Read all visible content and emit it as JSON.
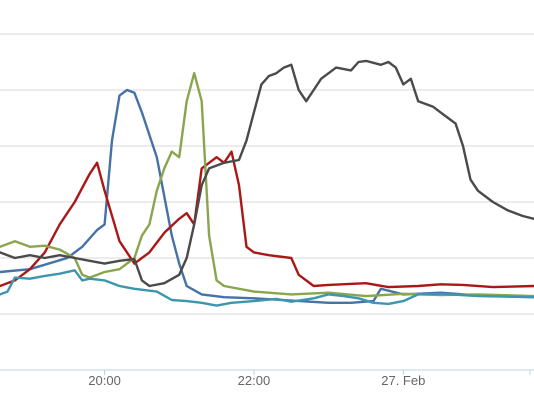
{
  "chart_data": {
    "type": "line",
    "title": "",
    "xlabel": "",
    "ylabel": "",
    "grid": true,
    "x_tick_labels": [
      "20:00",
      "22:00",
      "27. Feb"
    ],
    "x_tick_hours": [
      20,
      22,
      24
    ],
    "xlim_hours": [
      18.6,
      25.75
    ],
    "ylim": [
      0,
      65
    ],
    "series": [
      {
        "color": "#4572a7",
        "points": [
          [
            18.6,
            17.5
          ],
          [
            19.0,
            18
          ],
          [
            19.5,
            20
          ],
          [
            19.7,
            22
          ],
          [
            19.9,
            25
          ],
          [
            20.0,
            26
          ],
          [
            20.1,
            41
          ],
          [
            20.2,
            49
          ],
          [
            20.3,
            50
          ],
          [
            20.4,
            49.5
          ],
          [
            20.5,
            46
          ],
          [
            20.7,
            38
          ],
          [
            20.8,
            31
          ],
          [
            20.9,
            24
          ],
          [
            21.0,
            19
          ],
          [
            21.1,
            15
          ],
          [
            21.3,
            13.5
          ],
          [
            21.6,
            13
          ],
          [
            22.0,
            12.8
          ],
          [
            22.5,
            12.4
          ],
          [
            23.0,
            12
          ],
          [
            23.3,
            12
          ],
          [
            23.6,
            12.3
          ],
          [
            23.7,
            14.5
          ],
          [
            24.0,
            13.5
          ],
          [
            24.5,
            13.8
          ],
          [
            25.0,
            13.3
          ],
          [
            25.75,
            13
          ]
        ]
      },
      {
        "color": "#aa1717",
        "points": [
          [
            18.6,
            15
          ],
          [
            18.8,
            16
          ],
          [
            19.0,
            18
          ],
          [
            19.2,
            21
          ],
          [
            19.4,
            26
          ],
          [
            19.6,
            30
          ],
          [
            19.8,
            35
          ],
          [
            19.9,
            37
          ],
          [
            20.0,
            32
          ],
          [
            20.2,
            23
          ],
          [
            20.4,
            19
          ],
          [
            20.6,
            21
          ],
          [
            20.8,
            24.5
          ],
          [
            21.0,
            27
          ],
          [
            21.1,
            28
          ],
          [
            21.2,
            26
          ],
          [
            21.3,
            36
          ],
          [
            21.5,
            38
          ],
          [
            21.6,
            37
          ],
          [
            21.7,
            39
          ],
          [
            21.8,
            33
          ],
          [
            21.9,
            22
          ],
          [
            22.0,
            21
          ],
          [
            22.2,
            20.5
          ],
          [
            22.5,
            20
          ],
          [
            22.6,
            17
          ],
          [
            22.8,
            15
          ],
          [
            23.0,
            15.2
          ],
          [
            23.5,
            15.5
          ],
          [
            23.8,
            14.8
          ],
          [
            24.2,
            15
          ],
          [
            24.5,
            15.3
          ],
          [
            24.8,
            15.2
          ],
          [
            25.2,
            14.8
          ],
          [
            25.75,
            15
          ]
        ]
      },
      {
        "color": "#89a54e",
        "points": [
          [
            18.6,
            22
          ],
          [
            18.8,
            23
          ],
          [
            19.0,
            22
          ],
          [
            19.2,
            22.2
          ],
          [
            19.4,
            21.5
          ],
          [
            19.6,
            20
          ],
          [
            19.7,
            17
          ],
          [
            19.8,
            16.5
          ],
          [
            20.0,
            17.5
          ],
          [
            20.2,
            18
          ],
          [
            20.4,
            20
          ],
          [
            20.5,
            24
          ],
          [
            20.6,
            26
          ],
          [
            20.7,
            32
          ],
          [
            20.8,
            36
          ],
          [
            20.9,
            39
          ],
          [
            21.0,
            38
          ],
          [
            21.1,
            48
          ],
          [
            21.2,
            53
          ],
          [
            21.3,
            48
          ],
          [
            21.4,
            24
          ],
          [
            21.5,
            16
          ],
          [
            21.6,
            15
          ],
          [
            22.0,
            14
          ],
          [
            22.5,
            13.5
          ],
          [
            23.0,
            13.8
          ],
          [
            23.5,
            13.2
          ],
          [
            24.0,
            13.6
          ],
          [
            24.5,
            13.4
          ],
          [
            25.0,
            13.5
          ],
          [
            25.75,
            13.2
          ]
        ]
      },
      {
        "color": "#3d96ae",
        "points": [
          [
            18.6,
            13.5
          ],
          [
            18.7,
            14
          ],
          [
            18.8,
            16.5
          ],
          [
            19.0,
            16.3
          ],
          [
            19.2,
            16.8
          ],
          [
            19.4,
            17.2
          ],
          [
            19.6,
            17.8
          ],
          [
            19.7,
            16
          ],
          [
            19.8,
            16.3
          ],
          [
            20.0,
            16
          ],
          [
            20.2,
            15
          ],
          [
            20.4,
            14.5
          ],
          [
            20.7,
            14
          ],
          [
            20.9,
            12.5
          ],
          [
            21.1,
            12.3
          ],
          [
            21.3,
            12
          ],
          [
            21.5,
            11.5
          ],
          [
            21.7,
            12
          ],
          [
            22.0,
            12.3
          ],
          [
            22.3,
            12.7
          ],
          [
            22.5,
            12.2
          ],
          [
            22.8,
            12.8
          ],
          [
            23.0,
            13.5
          ],
          [
            23.2,
            13.2
          ],
          [
            23.4,
            12.8
          ],
          [
            23.6,
            12
          ],
          [
            23.8,
            11.8
          ],
          [
            24.0,
            12.3
          ],
          [
            24.2,
            13.5
          ],
          [
            24.5,
            13.6
          ],
          [
            25.0,
            13.2
          ],
          [
            25.75,
            13
          ]
        ]
      },
      {
        "color": "#4a4a4a",
        "points": [
          [
            18.6,
            21
          ],
          [
            18.8,
            20
          ],
          [
            19.0,
            20.5
          ],
          [
            19.2,
            20
          ],
          [
            19.4,
            20.5
          ],
          [
            19.6,
            20
          ],
          [
            19.8,
            19.5
          ],
          [
            20.0,
            19
          ],
          [
            20.2,
            19.5
          ],
          [
            20.4,
            19.8
          ],
          [
            20.5,
            16
          ],
          [
            20.6,
            15
          ],
          [
            20.8,
            15.5
          ],
          [
            21.0,
            17
          ],
          [
            21.1,
            20
          ],
          [
            21.2,
            26
          ],
          [
            21.3,
            33
          ],
          [
            21.4,
            36
          ],
          [
            21.6,
            37
          ],
          [
            21.8,
            37.5
          ],
          [
            21.9,
            41
          ],
          [
            22.0,
            46
          ],
          [
            22.1,
            51
          ],
          [
            22.2,
            52.5
          ],
          [
            22.3,
            53
          ],
          [
            22.4,
            54
          ],
          [
            22.5,
            54.5
          ],
          [
            22.6,
            50
          ],
          [
            22.7,
            48
          ],
          [
            22.8,
            50
          ],
          [
            22.9,
            52
          ],
          [
            23.0,
            53
          ],
          [
            23.1,
            54
          ],
          [
            23.3,
            53.5
          ],
          [
            23.4,
            55
          ],
          [
            23.5,
            55.2
          ],
          [
            23.7,
            54.5
          ],
          [
            23.8,
            55
          ],
          [
            23.9,
            54
          ],
          [
            24.0,
            51
          ],
          [
            24.1,
            52
          ],
          [
            24.2,
            48
          ],
          [
            24.4,
            47
          ],
          [
            24.5,
            46
          ],
          [
            24.6,
            45
          ],
          [
            24.7,
            44
          ],
          [
            24.8,
            40
          ],
          [
            24.9,
            34
          ],
          [
            25.0,
            32
          ],
          [
            25.2,
            30
          ],
          [
            25.4,
            28.5
          ],
          [
            25.6,
            27.5
          ],
          [
            25.75,
            27
          ]
        ]
      }
    ]
  }
}
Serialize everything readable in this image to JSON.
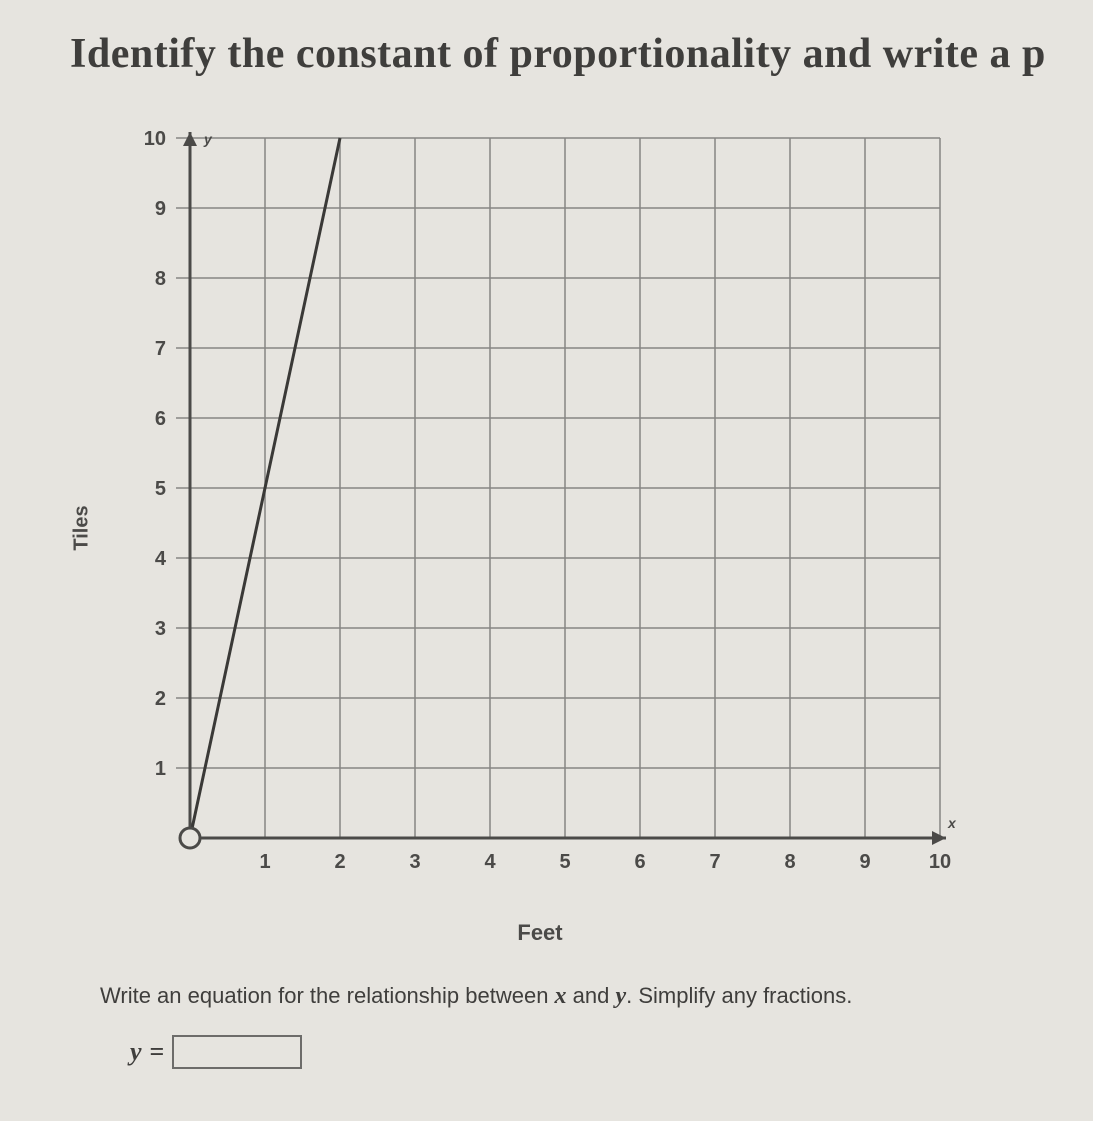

______

Exercise goal
Your answer should be a single number: the count of lines holding the word "JSON".

Result below
2